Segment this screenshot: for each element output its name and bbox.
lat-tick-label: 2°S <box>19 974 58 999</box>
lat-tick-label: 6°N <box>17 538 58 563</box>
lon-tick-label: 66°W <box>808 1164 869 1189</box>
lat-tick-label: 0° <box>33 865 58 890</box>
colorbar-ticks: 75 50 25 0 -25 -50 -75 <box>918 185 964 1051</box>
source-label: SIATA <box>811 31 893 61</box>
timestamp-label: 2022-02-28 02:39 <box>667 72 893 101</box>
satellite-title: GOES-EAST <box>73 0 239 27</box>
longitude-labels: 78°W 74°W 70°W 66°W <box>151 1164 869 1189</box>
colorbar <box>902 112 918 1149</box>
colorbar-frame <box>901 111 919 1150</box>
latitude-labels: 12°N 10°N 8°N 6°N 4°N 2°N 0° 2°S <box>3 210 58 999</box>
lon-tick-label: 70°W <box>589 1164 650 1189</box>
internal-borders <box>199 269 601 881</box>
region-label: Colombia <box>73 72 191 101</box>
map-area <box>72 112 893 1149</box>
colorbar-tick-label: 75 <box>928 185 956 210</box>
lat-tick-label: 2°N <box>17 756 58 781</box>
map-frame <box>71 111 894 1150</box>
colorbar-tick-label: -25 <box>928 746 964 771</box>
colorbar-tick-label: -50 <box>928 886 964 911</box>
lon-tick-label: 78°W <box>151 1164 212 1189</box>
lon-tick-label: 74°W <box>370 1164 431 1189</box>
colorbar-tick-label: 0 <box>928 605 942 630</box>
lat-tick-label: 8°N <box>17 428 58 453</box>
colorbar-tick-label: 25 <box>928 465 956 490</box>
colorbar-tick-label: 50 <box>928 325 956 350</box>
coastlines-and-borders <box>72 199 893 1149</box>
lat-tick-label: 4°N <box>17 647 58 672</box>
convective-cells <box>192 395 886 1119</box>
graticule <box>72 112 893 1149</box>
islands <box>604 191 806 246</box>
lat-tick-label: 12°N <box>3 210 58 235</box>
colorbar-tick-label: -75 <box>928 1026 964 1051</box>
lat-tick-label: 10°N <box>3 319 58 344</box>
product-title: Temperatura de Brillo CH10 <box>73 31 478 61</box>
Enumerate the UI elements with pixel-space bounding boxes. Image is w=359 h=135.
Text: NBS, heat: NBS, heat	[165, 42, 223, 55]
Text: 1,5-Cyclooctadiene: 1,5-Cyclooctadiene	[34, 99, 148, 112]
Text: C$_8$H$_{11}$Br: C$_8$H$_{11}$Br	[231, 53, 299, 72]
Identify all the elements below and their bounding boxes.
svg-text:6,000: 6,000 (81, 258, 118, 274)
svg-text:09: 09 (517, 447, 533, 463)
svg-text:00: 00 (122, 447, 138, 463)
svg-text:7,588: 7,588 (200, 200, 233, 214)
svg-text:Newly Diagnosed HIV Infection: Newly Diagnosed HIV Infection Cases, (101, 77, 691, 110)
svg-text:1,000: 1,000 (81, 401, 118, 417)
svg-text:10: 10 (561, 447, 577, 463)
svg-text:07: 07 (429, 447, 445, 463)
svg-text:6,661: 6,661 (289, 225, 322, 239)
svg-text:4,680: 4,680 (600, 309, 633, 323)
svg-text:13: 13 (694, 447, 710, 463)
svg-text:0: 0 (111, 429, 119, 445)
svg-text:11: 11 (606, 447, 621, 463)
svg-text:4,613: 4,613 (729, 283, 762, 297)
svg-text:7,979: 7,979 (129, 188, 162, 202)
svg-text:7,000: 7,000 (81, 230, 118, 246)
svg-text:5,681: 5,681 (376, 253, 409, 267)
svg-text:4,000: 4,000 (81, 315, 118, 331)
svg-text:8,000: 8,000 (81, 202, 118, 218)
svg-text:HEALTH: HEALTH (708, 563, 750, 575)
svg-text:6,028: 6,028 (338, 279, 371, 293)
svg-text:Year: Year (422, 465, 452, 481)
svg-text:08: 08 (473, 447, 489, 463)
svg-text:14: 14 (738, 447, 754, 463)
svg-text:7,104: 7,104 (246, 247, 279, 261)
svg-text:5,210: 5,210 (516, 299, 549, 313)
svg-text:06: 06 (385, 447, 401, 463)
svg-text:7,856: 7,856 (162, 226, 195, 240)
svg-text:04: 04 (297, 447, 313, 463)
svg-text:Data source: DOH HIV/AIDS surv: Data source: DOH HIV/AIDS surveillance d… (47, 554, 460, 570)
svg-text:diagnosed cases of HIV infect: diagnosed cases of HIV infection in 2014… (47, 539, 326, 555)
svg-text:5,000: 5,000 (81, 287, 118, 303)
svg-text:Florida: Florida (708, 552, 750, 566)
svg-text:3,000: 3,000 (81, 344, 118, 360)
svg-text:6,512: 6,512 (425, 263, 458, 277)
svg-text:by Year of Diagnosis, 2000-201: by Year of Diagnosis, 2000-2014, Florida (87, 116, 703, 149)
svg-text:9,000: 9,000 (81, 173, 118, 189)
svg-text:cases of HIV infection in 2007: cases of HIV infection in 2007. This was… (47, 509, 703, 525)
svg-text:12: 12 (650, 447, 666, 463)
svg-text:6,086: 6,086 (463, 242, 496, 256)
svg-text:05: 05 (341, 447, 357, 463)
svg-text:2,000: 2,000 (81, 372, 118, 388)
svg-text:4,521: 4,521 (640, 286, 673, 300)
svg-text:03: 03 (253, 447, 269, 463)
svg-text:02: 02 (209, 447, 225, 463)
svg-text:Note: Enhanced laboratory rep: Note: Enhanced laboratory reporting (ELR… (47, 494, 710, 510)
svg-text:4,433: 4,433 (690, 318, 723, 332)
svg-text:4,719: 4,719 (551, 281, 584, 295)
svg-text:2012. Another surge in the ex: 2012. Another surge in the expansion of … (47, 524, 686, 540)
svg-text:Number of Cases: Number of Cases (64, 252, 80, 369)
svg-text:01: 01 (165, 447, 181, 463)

SHORT EXERCISE:
Please reproduce every line of the records above word for word, changing nothing.

EXERCISE ANSWER:
Segment this screenshot: for each element output its name and bbox.
lat-tick-label: 2°S <box>19 974 58 999</box>
lat-tick-label: 6°N <box>17 538 58 563</box>
lon-tick-label: 66°W <box>808 1164 869 1189</box>
lat-tick-label: 0° <box>33 865 58 890</box>
colorbar-ticks: 75 50 25 0 -25 -50 -75 <box>918 185 964 1051</box>
source-label: SIATA <box>811 31 893 61</box>
timestamp-label: 2022-02-28 02:39 <box>667 72 893 101</box>
satellite-title: GOES-EAST <box>73 0 239 27</box>
longitude-labels: 78°W 74°W 70°W 66°W <box>151 1164 869 1189</box>
colorbar <box>902 112 918 1149</box>
colorbar-frame <box>901 111 919 1150</box>
latitude-labels: 12°N 10°N 8°N 6°N 4°N 2°N 0° 2°S <box>3 210 58 999</box>
lon-tick-label: 70°W <box>589 1164 650 1189</box>
internal-borders <box>199 269 601 881</box>
region-label: Colombia <box>73 72 191 101</box>
map-area <box>72 112 893 1149</box>
colorbar-tick-label: 75 <box>928 185 956 210</box>
lat-tick-label: 2°N <box>17 756 58 781</box>
map-frame <box>71 111 894 1150</box>
colorbar-tick-label: -25 <box>928 746 964 771</box>
colorbar-tick-label: -50 <box>928 886 964 911</box>
lon-tick-label: 78°W <box>151 1164 212 1189</box>
lon-tick-label: 74°W <box>370 1164 431 1189</box>
colorbar-tick-label: 0 <box>928 605 942 630</box>
lat-tick-label: 8°N <box>17 428 58 453</box>
colorbar-tick-label: 25 <box>928 465 956 490</box>
colorbar-tick-label: 50 <box>928 325 956 350</box>
coastlines-and-borders <box>72 199 893 1149</box>
lat-tick-label: 4°N <box>17 647 58 672</box>
convective-cells <box>192 395 886 1119</box>
graticule <box>72 112 893 1149</box>
islands <box>604 191 806 246</box>
lat-tick-label: 12°N <box>3 210 58 235</box>
colorbar-tick-label: -75 <box>928 1026 964 1051</box>
lat-tick-label: 10°N <box>3 319 58 344</box>
product-title: Temperatura de Brillo CH10 <box>73 31 478 61</box>
Enumerate the UI elements with pixel-space bounding boxes. Image is w=359 h=135.
Text: NBS, heat: NBS, heat	[165, 42, 223, 55]
Text: 1,5-Cyclooctadiene: 1,5-Cyclooctadiene	[34, 99, 148, 112]
Text: C$_8$H$_{11}$Br: C$_8$H$_{11}$Br	[231, 53, 299, 72]
Identify all the elements below and their bounding boxes.
svg-text:6,000: 6,000 (81, 258, 118, 274)
svg-text:09: 09 (517, 447, 533, 463)
svg-text:00: 00 (122, 447, 138, 463)
svg-text:7,588: 7,588 (200, 200, 233, 214)
svg-text:Newly Diagnosed HIV Infection: Newly Diagnosed HIV Infection Cases, (101, 77, 691, 110)
svg-text:1,000: 1,000 (81, 401, 118, 417)
svg-text:10: 10 (561, 447, 577, 463)
svg-text:07: 07 (429, 447, 445, 463)
svg-text:6,661: 6,661 (289, 225, 322, 239)
svg-text:4,680: 4,680 (600, 309, 633, 323)
svg-text:13: 13 (694, 447, 710, 463)
svg-text:0: 0 (111, 429, 119, 445)
svg-text:11: 11 (606, 447, 621, 463)
svg-text:4,613: 4,613 (729, 283, 762, 297)
svg-text:7,979: 7,979 (129, 188, 162, 202)
svg-text:7,000: 7,000 (81, 230, 118, 246)
svg-text:5,681: 5,681 (376, 253, 409, 267)
svg-text:4,000: 4,000 (81, 315, 118, 331)
svg-text:8,000: 8,000 (81, 202, 118, 218)
svg-text:HEALTH: HEALTH (708, 563, 750, 575)
svg-text:6,028: 6,028 (338, 279, 371, 293)
svg-text:Year: Year (422, 465, 452, 481)
svg-text:08: 08 (473, 447, 489, 463)
svg-text:14: 14 (738, 447, 754, 463)
svg-text:7,104: 7,104 (246, 247, 279, 261)
svg-text:5,210: 5,210 (516, 299, 549, 313)
svg-text:06: 06 (385, 447, 401, 463)
svg-text:7,856: 7,856 (162, 226, 195, 240)
svg-text:04: 04 (297, 447, 313, 463)
svg-text:Data source: DOH HIV/AIDS surv: Data source: DOH HIV/AIDS surveillance d… (47, 554, 460, 570)
svg-text:diagnosed cases of HIV infect: diagnosed cases of HIV infection in 2014… (47, 539, 326, 555)
svg-text:5,000: 5,000 (81, 287, 118, 303)
svg-text:Florida: Florida (708, 552, 750, 566)
svg-text:3,000: 3,000 (81, 344, 118, 360)
svg-text:6,512: 6,512 (425, 263, 458, 277)
svg-text:by Year of Diagnosis, 2000-201: by Year of Diagnosis, 2000-2014, Florida (87, 116, 703, 149)
svg-text:9,000: 9,000 (81, 173, 118, 189)
svg-text:cases of HIV infection in 2007: cases of HIV infection in 2007. This was… (47, 509, 703, 525)
svg-text:12: 12 (650, 447, 666, 463)
svg-text:6,086: 6,086 (463, 242, 496, 256)
svg-text:05: 05 (341, 447, 357, 463)
svg-text:2,000: 2,000 (81, 372, 118, 388)
svg-text:4,521: 4,521 (640, 286, 673, 300)
svg-text:03: 03 (253, 447, 269, 463)
svg-text:02: 02 (209, 447, 225, 463)
svg-text:Note: Enhanced laboratory rep: Note: Enhanced laboratory reporting (ELR… (47, 494, 710, 510)
svg-text:4,433: 4,433 (690, 318, 723, 332)
svg-text:4,719: 4,719 (551, 281, 584, 295)
svg-text:2012. Another surge in the ex: 2012. Another surge in the expansion of … (47, 524, 686, 540)
svg-text:Number of Cases: Number of Cases (64, 252, 80, 369)
svg-text:01: 01 (165, 447, 181, 463)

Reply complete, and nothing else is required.